** begin **

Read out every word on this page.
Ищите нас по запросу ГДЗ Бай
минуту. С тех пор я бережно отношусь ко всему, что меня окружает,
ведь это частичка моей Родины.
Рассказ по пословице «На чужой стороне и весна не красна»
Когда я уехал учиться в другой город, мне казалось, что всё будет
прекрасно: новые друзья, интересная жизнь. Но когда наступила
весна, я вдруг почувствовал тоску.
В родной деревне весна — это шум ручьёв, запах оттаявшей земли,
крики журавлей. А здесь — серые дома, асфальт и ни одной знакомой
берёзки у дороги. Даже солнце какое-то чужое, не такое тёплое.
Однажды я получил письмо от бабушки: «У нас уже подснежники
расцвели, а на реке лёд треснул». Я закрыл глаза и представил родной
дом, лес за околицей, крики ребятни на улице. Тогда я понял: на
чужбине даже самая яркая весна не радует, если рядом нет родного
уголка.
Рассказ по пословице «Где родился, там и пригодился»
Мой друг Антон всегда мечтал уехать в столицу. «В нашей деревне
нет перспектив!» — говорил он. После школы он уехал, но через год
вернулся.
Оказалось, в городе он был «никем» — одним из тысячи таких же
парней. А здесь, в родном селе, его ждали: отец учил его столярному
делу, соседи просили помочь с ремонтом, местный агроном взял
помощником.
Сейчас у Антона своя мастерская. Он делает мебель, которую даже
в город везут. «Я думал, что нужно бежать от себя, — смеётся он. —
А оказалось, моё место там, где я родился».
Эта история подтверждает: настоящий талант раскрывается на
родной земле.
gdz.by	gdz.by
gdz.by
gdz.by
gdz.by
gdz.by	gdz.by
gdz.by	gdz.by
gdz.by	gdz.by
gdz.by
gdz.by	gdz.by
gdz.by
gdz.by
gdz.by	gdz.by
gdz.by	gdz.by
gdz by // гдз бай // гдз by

** end **

- _Written problem_:
Check each line of the records for the word "пословице", and show the lines that contain it.

- _Exercise result_:
Рассказ по пословице «На чужой стороне и весна не красна»
Рассказ по пословице «Где родился, там и пригодился»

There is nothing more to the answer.